Figure contents as structured data

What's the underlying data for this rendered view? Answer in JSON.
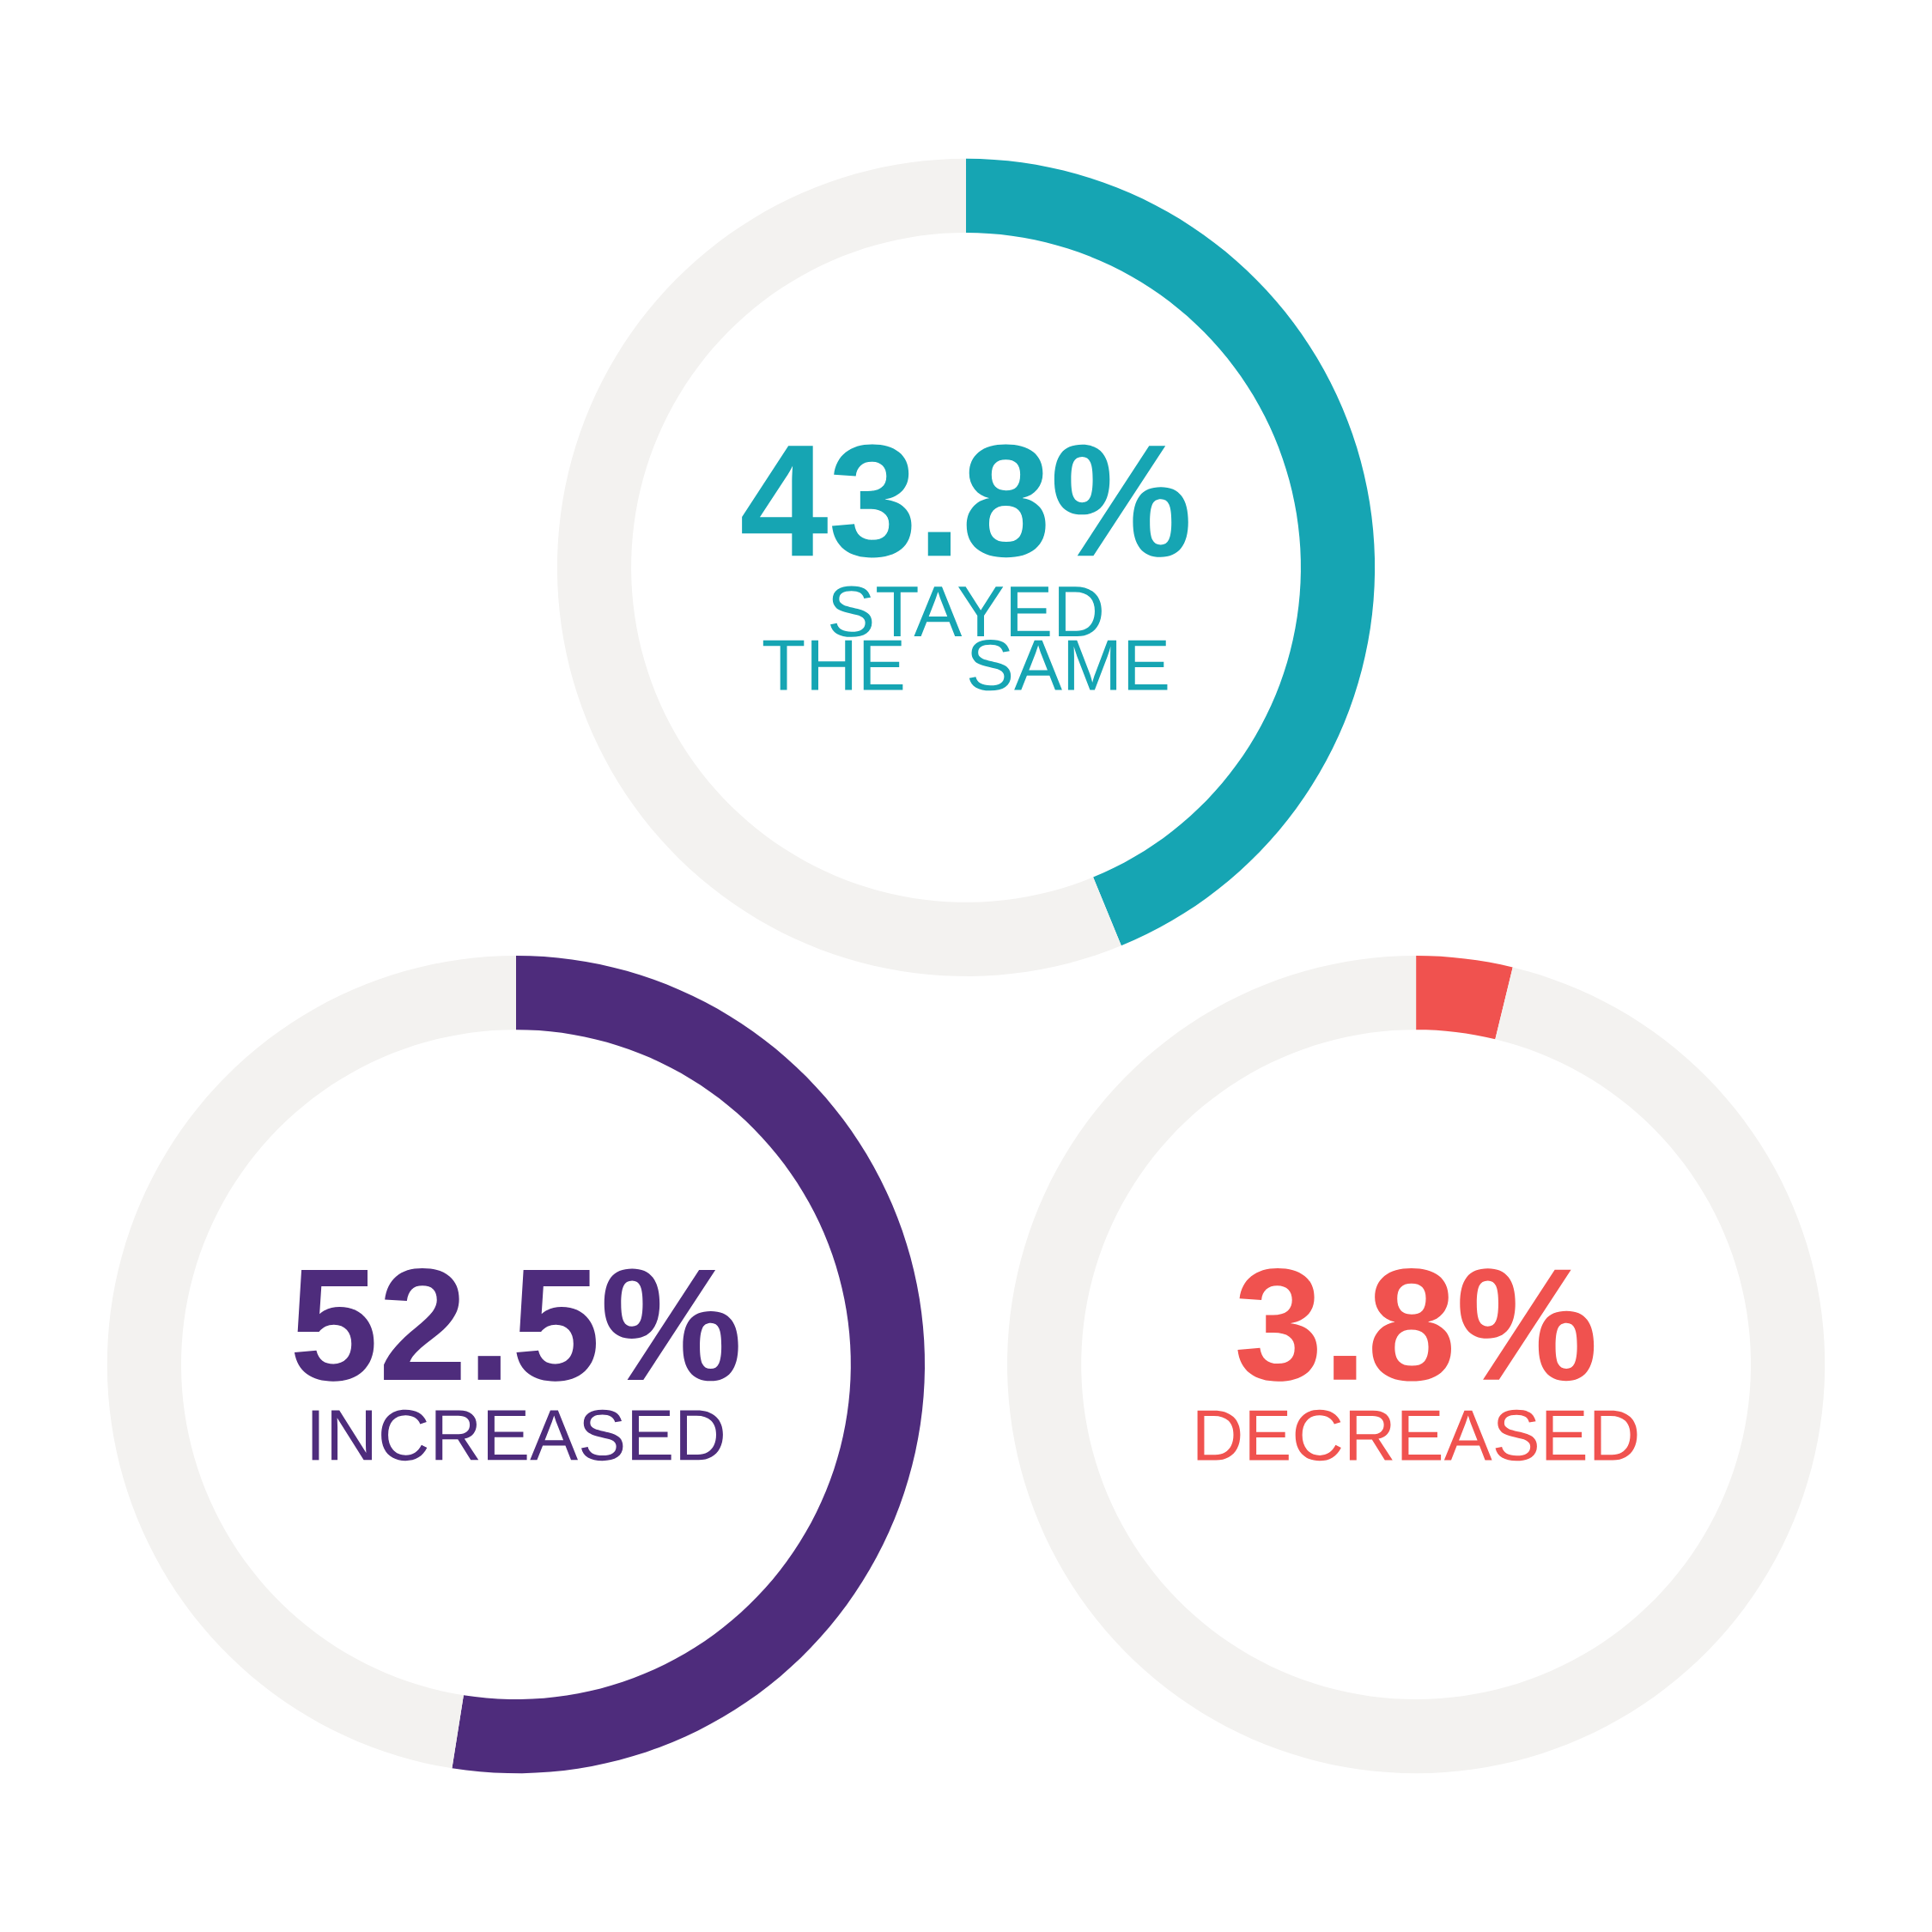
{
  "chart_data": [
    {
      "type": "donut",
      "categories": [
        "STAYED THE SAME",
        null
      ],
      "values": [
        43.8,
        56.2
      ],
      "colors": [
        "#16a5b3",
        "#f3f2f0"
      ],
      "value_labels": [
        "43.8%",
        null
      ]
    },
    {
      "type": "donut",
      "categories": [
        "INCREASED",
        null
      ],
      "values": [
        52.5,
        47.5
      ],
      "colors": [
        "#4e2c7c",
        "#f3f2f0"
      ],
      "value_labels": [
        "52.5%",
        null
      ]
    },
    {
      "type": "donut",
      "categories": [
        "DECREASED",
        null
      ],
      "values": [
        3.8,
        96.2
      ],
      "colors": [
        "#f0524f",
        "#f3f2f0"
      ],
      "value_labels": [
        "3.8%",
        null
      ]
    }
  ]
}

EXERCISE REQUIREMENTS: Your task is to copy the entries in full and exactly, without any images.

FULL ANSWER:
What's the underlying data for this rendered view? Answer in JSON.
{
  "chart_data": [
    {
      "type": "donut",
      "categories": [
        "STAYED THE SAME",
        null
      ],
      "values": [
        43.8,
        56.2
      ],
      "colors": [
        "#16a5b3",
        "#f3f2f0"
      ],
      "value_labels": [
        "43.8%",
        null
      ]
    },
    {
      "type": "donut",
      "categories": [
        "INCREASED",
        null
      ],
      "values": [
        52.5,
        47.5
      ],
      "colors": [
        "#4e2c7c",
        "#f3f2f0"
      ],
      "value_labels": [
        "52.5%",
        null
      ]
    },
    {
      "type": "donut",
      "categories": [
        "DECREASED",
        null
      ],
      "values": [
        3.8,
        96.2
      ],
      "colors": [
        "#f0524f",
        "#f3f2f0"
      ],
      "value_labels": [
        "3.8%",
        null
      ]
    }
  ]
}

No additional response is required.